Top of Text

Engineering Drug Delivery Vehicles to Control Clearance by the Immune System
Findings about how the chemistry of nanoparticles can specify their interactions with proteins in blood leads to new strategies for controlling the delivery of therapeutics
The development of new medications brings numerous challenges. One key obstacle is that cells of the immune system will rapidly remove drugs and nanoparticles from circulation, resulting in less of the drug getting to the intended therapeutic target and generating unwanted side effects.
Recent work from a group of Northwestern Engineering researchers could help solve that issue.

Bottom of Text

- Assignment 1: Write out, one per line, every sentence in the drug delivery text that comes after its subtitle.
- Assignment 2: According to the drug delivery text, who carried out the recent work that could help solve the problem of immune clearance?
- Assignment 3: Pick up the text on engineering drug delivery vehicles after its last sentence and carry it forward.
The rows below come from a different source than the text above.

Top of Provided records

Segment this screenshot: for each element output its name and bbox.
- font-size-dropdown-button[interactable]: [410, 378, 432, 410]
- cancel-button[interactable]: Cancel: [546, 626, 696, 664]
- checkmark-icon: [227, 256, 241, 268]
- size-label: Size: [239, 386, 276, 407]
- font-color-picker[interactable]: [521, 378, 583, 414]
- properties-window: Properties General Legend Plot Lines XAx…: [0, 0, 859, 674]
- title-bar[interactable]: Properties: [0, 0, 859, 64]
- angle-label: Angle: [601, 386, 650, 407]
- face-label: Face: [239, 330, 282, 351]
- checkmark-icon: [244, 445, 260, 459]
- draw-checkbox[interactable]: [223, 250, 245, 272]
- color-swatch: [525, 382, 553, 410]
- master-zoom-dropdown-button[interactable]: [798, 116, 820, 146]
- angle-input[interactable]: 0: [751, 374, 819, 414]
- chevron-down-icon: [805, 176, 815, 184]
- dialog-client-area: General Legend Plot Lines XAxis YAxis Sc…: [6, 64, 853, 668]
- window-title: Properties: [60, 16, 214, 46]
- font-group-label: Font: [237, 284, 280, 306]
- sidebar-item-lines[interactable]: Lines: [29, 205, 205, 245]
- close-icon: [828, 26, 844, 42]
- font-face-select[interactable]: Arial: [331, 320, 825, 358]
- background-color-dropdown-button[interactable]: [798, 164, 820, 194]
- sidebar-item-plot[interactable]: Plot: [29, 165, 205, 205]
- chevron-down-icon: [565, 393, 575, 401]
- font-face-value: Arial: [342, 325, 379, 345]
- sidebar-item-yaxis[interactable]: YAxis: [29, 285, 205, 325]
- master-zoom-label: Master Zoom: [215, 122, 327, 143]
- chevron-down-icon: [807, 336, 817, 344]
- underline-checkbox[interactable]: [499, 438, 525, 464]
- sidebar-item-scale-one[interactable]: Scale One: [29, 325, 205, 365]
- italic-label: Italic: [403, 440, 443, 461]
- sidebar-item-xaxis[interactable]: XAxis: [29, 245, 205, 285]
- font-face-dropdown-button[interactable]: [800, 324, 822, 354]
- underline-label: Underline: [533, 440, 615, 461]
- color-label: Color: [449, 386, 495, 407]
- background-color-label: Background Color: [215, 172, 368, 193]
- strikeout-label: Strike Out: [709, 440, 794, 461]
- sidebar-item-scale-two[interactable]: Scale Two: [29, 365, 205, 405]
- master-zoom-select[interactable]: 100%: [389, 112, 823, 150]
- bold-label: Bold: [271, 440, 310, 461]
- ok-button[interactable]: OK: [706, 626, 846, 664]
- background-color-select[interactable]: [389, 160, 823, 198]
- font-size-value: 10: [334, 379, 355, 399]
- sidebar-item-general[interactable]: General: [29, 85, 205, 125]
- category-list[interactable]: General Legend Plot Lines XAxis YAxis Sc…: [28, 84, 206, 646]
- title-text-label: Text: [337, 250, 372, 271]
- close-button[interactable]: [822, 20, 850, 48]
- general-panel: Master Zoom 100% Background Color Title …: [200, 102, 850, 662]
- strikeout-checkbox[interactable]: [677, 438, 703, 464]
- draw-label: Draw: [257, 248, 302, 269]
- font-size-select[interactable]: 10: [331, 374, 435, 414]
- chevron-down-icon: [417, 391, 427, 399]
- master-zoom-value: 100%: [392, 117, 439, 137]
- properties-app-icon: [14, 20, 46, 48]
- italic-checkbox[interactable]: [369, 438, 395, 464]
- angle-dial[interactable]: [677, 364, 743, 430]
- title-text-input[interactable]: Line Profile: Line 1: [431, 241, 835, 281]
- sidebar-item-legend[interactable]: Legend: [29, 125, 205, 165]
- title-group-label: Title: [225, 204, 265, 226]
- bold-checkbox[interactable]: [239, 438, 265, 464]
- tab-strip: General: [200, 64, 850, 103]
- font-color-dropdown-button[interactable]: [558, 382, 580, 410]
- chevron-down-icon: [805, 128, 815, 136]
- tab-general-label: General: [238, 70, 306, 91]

Bottom of Provided records

- Expected answer 1:
The development of new medications brings numerous challenges.
One key obstacle is that cells of the immune system will rapidly remove drugs and nanoparticles from circulation, resulting in less of the drug getting to the intended therapeutic target and generating unwanted side effects.
Recent work from a group of Northwestern Engineering researchers could help solve that issue.

- Expected answer 2: A group of Northwestern Engineering researchers.

- Expected answer 3:
A team led by Evan Scott, the Kay Davis Professor of Biomedical Engineering and Microbiology-Immunology, and his biomedical engineering PhD student Michael Vincent demonstrated that the extent to which a common protein found in blood unravels on the surfaces of drug delivery vehicles will determine how such nanocarriers distribute throughout the body. Engineering drug nanocarriers to either stabilize or unravel albumin — a protein that helps maintain osmotic pressure in the bloodstream — can tune the nanocarrier’s cellular interactions and circulation time. Leveraging these relationships may improve drug specificity, decrease dosage, and minimize adverse outcomes for patients receiving treatments for a variety of diseases, particularly those requiring intravenous drug administration.
“Our findings can be used to develop drug delivery vehicles that selectively engage or evade the immune system in specific ways and control their circulation time in blood,” Scott said.
The research was presented in the paper “Surface Chemistry-mediated Modulation of Adsorbed Albumin Folding State Specifies Nanocarrier Clearance by Distinct Macrophage Subsets” published January 28 in Nature Communications.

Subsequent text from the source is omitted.